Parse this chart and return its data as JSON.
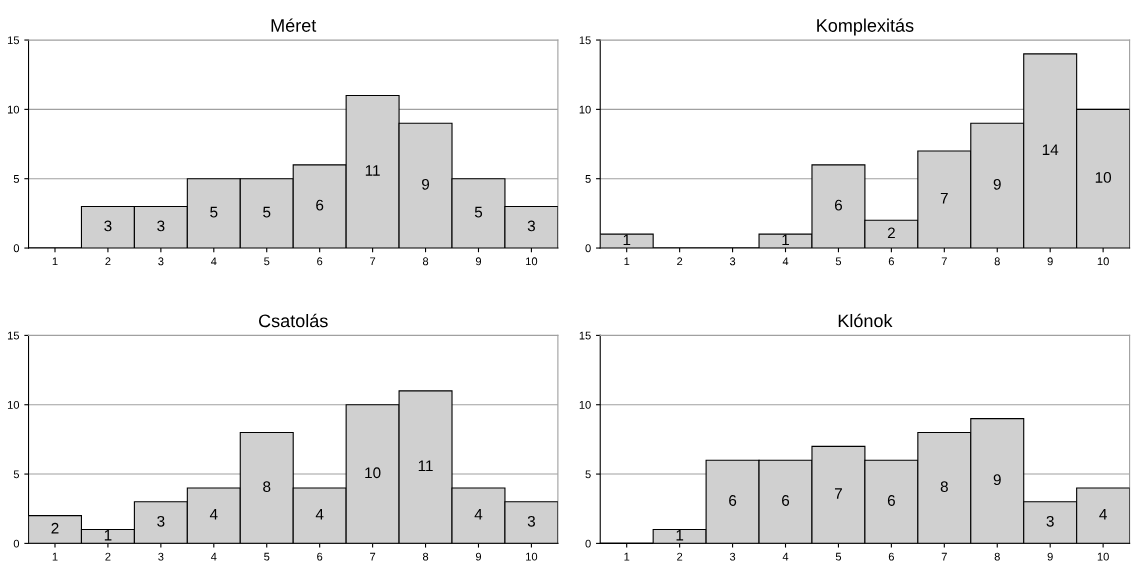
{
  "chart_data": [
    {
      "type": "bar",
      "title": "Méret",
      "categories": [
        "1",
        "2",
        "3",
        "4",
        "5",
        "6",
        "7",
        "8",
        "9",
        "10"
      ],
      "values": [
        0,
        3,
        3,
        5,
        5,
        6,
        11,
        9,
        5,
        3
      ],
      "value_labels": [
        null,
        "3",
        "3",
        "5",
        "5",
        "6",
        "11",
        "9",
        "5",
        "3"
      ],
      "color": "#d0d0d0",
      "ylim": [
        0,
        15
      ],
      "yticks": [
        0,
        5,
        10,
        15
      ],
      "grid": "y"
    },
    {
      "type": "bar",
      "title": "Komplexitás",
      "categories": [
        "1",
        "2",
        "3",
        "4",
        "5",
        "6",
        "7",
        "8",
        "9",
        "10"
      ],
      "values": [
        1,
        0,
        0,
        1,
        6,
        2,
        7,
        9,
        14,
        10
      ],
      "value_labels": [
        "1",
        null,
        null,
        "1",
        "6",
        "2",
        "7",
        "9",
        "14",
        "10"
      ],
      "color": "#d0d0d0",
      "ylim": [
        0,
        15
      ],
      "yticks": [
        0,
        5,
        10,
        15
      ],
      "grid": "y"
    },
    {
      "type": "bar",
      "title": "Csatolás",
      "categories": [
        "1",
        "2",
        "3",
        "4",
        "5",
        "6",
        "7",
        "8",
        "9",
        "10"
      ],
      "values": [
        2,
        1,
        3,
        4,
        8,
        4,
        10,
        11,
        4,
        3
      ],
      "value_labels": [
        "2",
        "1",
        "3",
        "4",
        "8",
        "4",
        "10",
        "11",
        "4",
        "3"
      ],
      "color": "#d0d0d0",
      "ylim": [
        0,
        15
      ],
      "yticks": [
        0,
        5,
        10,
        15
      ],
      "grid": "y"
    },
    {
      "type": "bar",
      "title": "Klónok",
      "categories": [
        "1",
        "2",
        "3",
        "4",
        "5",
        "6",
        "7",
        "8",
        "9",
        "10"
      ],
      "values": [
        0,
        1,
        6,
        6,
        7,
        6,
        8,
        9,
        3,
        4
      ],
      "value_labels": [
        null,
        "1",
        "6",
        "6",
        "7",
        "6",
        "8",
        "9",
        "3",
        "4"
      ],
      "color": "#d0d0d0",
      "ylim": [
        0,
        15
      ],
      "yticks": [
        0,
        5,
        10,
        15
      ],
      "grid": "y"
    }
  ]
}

--------------------------------

TASK STATEMENT - What you return should match the records above word for word, minus the pictures.

EXERCISE RESPONSE -
Parse this chart and return its data as JSON.
{
  "chart_data": [
    {
      "type": "bar",
      "title": "Méret",
      "categories": [
        "1",
        "2",
        "3",
        "4",
        "5",
        "6",
        "7",
        "8",
        "9",
        "10"
      ],
      "values": [
        0,
        3,
        3,
        5,
        5,
        6,
        11,
        9,
        5,
        3
      ],
      "value_labels": [
        null,
        "3",
        "3",
        "5",
        "5",
        "6",
        "11",
        "9",
        "5",
        "3"
      ],
      "color": "#d0d0d0",
      "ylim": [
        0,
        15
      ],
      "yticks": [
        0,
        5,
        10,
        15
      ],
      "grid": "y"
    },
    {
      "type": "bar",
      "title": "Komplexitás",
      "categories": [
        "1",
        "2",
        "3",
        "4",
        "5",
        "6",
        "7",
        "8",
        "9",
        "10"
      ],
      "values": [
        1,
        0,
        0,
        1,
        6,
        2,
        7,
        9,
        14,
        10
      ],
      "value_labels": [
        "1",
        null,
        null,
        "1",
        "6",
        "2",
        "7",
        "9",
        "14",
        "10"
      ],
      "color": "#d0d0d0",
      "ylim": [
        0,
        15
      ],
      "yticks": [
        0,
        5,
        10,
        15
      ],
      "grid": "y"
    },
    {
      "type": "bar",
      "title": "Csatolás",
      "categories": [
        "1",
        "2",
        "3",
        "4",
        "5",
        "6",
        "7",
        "8",
        "9",
        "10"
      ],
      "values": [
        2,
        1,
        3,
        4,
        8,
        4,
        10,
        11,
        4,
        3
      ],
      "value_labels": [
        "2",
        "1",
        "3",
        "4",
        "8",
        "4",
        "10",
        "11",
        "4",
        "3"
      ],
      "color": "#d0d0d0",
      "ylim": [
        0,
        15
      ],
      "yticks": [
        0,
        5,
        10,
        15
      ],
      "grid": "y"
    },
    {
      "type": "bar",
      "title": "Klónok",
      "categories": [
        "1",
        "2",
        "3",
        "4",
        "5",
        "6",
        "7",
        "8",
        "9",
        "10"
      ],
      "values": [
        0,
        1,
        6,
        6,
        7,
        6,
        8,
        9,
        3,
        4
      ],
      "value_labels": [
        null,
        "1",
        "6",
        "6",
        "7",
        "6",
        "8",
        "9",
        "3",
        "4"
      ],
      "color": "#d0d0d0",
      "ylim": [
        0,
        15
      ],
      "yticks": [
        0,
        5,
        10,
        15
      ],
      "grid": "y"
    }
  ]
}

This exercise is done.